**Work to do**
Are you able to retype all the records below exactly?

**Recorded information**
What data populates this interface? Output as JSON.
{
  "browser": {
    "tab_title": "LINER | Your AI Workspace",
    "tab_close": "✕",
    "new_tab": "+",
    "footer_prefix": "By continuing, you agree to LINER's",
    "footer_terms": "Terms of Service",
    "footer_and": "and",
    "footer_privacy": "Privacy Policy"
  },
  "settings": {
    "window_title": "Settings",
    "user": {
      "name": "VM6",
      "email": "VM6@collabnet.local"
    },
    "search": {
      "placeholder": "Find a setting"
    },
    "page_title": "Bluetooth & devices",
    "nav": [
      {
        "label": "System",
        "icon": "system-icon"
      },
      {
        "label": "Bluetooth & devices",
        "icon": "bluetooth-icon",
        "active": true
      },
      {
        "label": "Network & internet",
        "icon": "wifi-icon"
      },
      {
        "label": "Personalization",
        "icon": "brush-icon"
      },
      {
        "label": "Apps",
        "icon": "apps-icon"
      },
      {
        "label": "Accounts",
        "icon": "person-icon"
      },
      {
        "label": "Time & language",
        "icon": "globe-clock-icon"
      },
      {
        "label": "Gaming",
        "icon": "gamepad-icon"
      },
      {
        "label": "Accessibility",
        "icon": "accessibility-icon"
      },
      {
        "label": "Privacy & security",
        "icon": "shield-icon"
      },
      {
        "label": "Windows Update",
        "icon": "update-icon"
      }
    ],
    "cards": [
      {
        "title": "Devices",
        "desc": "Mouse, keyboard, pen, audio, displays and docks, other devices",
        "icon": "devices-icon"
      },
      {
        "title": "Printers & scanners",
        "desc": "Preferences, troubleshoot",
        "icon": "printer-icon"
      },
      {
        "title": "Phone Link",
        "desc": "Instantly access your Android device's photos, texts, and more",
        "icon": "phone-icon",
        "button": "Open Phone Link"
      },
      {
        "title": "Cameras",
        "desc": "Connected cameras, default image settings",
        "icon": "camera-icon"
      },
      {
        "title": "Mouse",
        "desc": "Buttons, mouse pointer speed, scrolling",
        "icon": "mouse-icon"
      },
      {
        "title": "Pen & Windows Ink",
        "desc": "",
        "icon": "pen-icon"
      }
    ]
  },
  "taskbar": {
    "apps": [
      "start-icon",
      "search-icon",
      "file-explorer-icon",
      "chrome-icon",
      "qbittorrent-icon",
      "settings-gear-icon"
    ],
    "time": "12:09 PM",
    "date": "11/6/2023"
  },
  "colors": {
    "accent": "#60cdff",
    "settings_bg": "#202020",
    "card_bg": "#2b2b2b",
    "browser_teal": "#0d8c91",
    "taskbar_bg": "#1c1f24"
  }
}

**Result for this exercise**
What data populates this interface? Output as JSON.
{
  "browser": {
    "tab_title": "LINER | Your AI Workspace",
    "tab_close": "✕",
    "new_tab": "+",
    "footer_prefix": "By continuing, you agree to LINER's",
    "footer_terms": "Terms of Service",
    "footer_and": "and",
    "footer_privacy": "Privacy Policy"
  },
  "settings": {
    "window_title": "Settings",
    "user": {
      "name": "VM6",
      "email": "VM6@collabnet.local"
    },
    "search": {
      "placeholder": "Find a setting"
    },
    "page_title": "Bluetooth & devices",
    "nav": [
      {
        "label": "System",
        "icon": "system-icon"
      },
      {
        "label": "Bluetooth & devices",
        "icon": "bluetooth-icon",
        "active": true
      },
      {
        "label": "Network & internet",
        "icon": "wifi-icon"
      },
      {
        "label": "Personalization",
        "icon": "brush-icon"
      },
      {
        "label": "Apps",
        "icon": "apps-icon"
      },
      {
        "label": "Accounts",
        "icon": "person-icon"
      },
      {
        "label": "Time & language",
        "icon": "globe-clock-icon"
      },
      {
        "label": "Gaming",
        "icon": "gamepad-icon"
      },
      {
        "label": "Accessibility",
        "icon": "accessibility-icon"
      },
      {
        "label": "Privacy & security",
        "icon": "shield-icon"
      },
      {
        "label": "Windows Update",
        "icon": "update-icon"
      }
    ],
    "cards": [
      {
        "title": "Devices",
        "desc": "Mouse, keyboard, pen, audio, displays and docks, other devices",
        "icon": "devices-icon"
      },
      {
        "title": "Printers & scanners",
        "desc": "Preferences, troubleshoot",
        "icon": "printer-icon"
      },
      {
        "title": "Phone Link",
        "desc": "Instantly access your Android device's photos, texts, and more",
        "icon": "phone-icon",
        "button": "Open Phone Link"
      },
      {
        "title": "Cameras",
        "desc": "Connected cameras, default image settings",
        "icon": "camera-icon"
      },
      {
        "title": "Mouse",
        "desc": "Buttons, mouse pointer speed, scrolling",
        "icon": "mouse-icon"
      },
      {
        "title": "Pen & Windows Ink",
        "desc": "",
        "icon": "pen-icon"
      }
    ]
  },
  "taskbar": {
    "apps": [
      "start-icon",
      "search-icon",
      "file-explorer-icon",
      "chrome-icon",
      "qbittorrent-icon",
      "settings-gear-icon"
    ],
    "time": "12:09 PM",
    "date": "11/6/2023"
  },
  "colors": {
    "accent": "#60cdff",
    "settings_bg": "#202020",
    "card_bg": "#2b2b2b",
    "browser_teal": "#0d8c91",
    "taskbar_bg": "#1c1f24"
  }
}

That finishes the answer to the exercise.